§ **EXERCISE BRIEF**
Copy each line holding the string "What".

Records from a data source
**********

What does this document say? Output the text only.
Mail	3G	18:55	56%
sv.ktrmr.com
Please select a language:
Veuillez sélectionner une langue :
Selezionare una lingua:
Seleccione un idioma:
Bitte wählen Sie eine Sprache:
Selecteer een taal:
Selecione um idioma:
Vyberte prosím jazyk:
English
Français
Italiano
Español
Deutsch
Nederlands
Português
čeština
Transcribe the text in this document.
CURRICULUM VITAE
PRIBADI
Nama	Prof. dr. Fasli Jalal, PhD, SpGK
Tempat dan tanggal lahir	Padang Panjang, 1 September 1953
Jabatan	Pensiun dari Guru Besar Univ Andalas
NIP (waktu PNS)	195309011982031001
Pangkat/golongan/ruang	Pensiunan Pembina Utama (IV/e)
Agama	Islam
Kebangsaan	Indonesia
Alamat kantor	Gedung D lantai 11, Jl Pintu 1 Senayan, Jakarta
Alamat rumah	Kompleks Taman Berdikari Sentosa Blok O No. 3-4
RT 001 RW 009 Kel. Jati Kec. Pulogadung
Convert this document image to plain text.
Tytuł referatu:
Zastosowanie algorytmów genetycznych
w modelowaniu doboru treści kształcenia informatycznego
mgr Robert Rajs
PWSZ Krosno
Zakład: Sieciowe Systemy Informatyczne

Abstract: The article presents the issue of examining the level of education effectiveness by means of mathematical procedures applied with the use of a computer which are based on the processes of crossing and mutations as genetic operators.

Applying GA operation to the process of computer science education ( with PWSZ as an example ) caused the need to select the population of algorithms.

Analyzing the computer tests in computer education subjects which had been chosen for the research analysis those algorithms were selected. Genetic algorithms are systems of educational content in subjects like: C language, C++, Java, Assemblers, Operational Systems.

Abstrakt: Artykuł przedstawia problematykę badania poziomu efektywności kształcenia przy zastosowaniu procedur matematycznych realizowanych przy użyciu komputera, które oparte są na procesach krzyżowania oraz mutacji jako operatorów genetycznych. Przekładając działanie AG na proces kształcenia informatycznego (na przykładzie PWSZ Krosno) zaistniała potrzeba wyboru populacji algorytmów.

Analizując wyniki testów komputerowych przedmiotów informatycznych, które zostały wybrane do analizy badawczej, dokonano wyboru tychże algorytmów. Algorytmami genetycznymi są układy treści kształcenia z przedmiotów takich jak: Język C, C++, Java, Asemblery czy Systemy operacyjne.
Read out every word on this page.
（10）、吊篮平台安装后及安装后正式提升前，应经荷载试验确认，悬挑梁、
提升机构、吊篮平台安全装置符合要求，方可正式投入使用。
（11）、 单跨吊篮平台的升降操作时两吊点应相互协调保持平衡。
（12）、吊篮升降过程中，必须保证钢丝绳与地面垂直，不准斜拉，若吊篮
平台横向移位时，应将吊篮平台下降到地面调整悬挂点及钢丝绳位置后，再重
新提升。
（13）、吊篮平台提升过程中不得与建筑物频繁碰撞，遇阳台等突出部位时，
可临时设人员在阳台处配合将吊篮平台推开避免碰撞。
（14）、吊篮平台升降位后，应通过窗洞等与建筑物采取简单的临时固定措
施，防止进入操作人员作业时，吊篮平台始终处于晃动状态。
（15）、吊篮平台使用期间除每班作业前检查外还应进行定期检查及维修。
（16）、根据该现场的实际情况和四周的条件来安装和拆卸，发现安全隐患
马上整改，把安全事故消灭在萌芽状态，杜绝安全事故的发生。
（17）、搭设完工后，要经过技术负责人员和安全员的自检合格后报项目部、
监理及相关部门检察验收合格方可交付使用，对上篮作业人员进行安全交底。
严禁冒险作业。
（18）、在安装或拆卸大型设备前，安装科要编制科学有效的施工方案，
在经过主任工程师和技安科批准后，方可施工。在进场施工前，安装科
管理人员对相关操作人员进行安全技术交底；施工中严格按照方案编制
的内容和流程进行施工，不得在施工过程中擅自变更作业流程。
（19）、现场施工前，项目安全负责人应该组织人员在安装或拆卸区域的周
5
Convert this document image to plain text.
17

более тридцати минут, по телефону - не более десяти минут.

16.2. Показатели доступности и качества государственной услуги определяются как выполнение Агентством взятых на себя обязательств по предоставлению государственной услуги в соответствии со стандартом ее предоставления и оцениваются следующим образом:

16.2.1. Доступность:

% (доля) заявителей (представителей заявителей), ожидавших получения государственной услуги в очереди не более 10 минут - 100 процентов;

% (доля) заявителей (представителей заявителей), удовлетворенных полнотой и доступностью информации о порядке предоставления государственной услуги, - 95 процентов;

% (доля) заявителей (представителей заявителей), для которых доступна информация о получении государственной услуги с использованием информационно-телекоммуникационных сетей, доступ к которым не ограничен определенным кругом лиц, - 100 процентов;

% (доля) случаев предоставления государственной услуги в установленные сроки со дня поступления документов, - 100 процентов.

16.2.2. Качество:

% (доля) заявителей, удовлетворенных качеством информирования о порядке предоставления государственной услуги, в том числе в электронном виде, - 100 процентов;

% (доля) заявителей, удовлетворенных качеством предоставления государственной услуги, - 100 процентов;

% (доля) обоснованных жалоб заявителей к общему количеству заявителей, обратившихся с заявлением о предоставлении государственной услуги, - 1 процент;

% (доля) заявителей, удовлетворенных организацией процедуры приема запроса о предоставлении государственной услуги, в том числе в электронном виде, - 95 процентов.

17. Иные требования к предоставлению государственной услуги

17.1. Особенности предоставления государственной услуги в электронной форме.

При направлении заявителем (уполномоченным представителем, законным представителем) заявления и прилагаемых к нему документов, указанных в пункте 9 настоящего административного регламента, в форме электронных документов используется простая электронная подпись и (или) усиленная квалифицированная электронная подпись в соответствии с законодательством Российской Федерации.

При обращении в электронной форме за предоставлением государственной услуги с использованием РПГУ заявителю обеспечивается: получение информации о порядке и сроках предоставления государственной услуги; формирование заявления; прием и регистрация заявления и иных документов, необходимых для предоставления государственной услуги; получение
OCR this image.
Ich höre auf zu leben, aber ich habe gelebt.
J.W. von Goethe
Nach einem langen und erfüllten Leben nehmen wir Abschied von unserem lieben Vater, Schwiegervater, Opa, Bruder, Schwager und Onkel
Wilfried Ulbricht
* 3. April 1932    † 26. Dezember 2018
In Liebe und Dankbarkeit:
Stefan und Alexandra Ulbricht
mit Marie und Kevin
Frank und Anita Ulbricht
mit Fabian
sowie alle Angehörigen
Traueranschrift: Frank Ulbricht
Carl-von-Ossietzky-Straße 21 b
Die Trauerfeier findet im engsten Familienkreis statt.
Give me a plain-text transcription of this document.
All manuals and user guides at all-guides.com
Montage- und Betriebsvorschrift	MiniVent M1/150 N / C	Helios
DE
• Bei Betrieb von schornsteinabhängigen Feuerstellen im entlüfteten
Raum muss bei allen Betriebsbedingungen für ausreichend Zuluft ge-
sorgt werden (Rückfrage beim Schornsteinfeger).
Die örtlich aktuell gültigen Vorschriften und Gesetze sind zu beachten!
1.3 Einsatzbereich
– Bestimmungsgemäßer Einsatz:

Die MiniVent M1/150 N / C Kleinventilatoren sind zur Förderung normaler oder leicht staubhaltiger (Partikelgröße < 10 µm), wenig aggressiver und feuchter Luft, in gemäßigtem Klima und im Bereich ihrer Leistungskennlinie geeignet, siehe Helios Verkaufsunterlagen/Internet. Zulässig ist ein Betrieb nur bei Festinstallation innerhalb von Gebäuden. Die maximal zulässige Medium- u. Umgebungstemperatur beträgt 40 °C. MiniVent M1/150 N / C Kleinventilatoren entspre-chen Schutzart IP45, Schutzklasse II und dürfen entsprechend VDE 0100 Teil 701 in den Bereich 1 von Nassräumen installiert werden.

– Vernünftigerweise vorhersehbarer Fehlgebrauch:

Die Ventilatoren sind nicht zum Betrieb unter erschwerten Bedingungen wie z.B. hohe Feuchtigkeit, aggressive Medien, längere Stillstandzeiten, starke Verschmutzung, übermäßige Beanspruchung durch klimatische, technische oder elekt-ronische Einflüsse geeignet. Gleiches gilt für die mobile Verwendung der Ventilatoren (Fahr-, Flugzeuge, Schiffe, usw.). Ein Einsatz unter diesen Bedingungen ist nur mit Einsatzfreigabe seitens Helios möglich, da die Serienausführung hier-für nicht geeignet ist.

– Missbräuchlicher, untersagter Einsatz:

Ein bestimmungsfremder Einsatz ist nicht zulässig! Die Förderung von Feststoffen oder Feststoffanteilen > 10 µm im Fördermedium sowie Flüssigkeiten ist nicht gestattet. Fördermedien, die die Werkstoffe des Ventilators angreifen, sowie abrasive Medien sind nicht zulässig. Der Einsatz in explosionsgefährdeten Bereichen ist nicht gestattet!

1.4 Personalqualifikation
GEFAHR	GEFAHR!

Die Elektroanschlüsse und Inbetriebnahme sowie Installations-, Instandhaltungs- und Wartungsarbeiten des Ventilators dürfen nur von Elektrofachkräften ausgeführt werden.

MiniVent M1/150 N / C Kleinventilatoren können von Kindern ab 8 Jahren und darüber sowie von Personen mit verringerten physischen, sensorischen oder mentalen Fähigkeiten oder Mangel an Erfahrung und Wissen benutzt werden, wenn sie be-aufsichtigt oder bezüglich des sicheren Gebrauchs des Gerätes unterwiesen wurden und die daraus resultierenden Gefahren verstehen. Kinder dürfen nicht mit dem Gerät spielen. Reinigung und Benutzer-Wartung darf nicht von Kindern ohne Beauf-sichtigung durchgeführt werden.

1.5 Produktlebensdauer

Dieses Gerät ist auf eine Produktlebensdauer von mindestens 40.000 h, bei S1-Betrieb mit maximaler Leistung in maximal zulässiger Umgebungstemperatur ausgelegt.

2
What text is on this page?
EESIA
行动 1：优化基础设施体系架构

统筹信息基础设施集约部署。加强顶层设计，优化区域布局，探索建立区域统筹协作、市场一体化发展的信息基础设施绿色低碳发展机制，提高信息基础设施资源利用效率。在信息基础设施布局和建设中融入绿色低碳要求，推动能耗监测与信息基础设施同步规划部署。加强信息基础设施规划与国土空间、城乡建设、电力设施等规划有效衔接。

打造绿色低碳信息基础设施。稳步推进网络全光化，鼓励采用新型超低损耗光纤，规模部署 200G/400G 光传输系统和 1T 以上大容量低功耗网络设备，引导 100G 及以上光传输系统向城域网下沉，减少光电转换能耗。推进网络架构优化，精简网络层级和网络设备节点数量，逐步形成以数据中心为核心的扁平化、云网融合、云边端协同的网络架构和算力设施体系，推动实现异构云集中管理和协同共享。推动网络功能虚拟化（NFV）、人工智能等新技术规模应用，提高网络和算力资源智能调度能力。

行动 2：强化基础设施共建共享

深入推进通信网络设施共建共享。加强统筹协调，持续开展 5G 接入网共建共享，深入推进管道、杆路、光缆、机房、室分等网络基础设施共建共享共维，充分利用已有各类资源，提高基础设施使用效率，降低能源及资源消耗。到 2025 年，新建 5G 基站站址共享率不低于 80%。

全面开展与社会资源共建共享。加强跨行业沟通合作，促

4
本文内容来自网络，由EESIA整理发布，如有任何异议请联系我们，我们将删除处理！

**********

§ **PROBLEM SOLUTION**
What does this document say? Output the text only.
What text is on this page?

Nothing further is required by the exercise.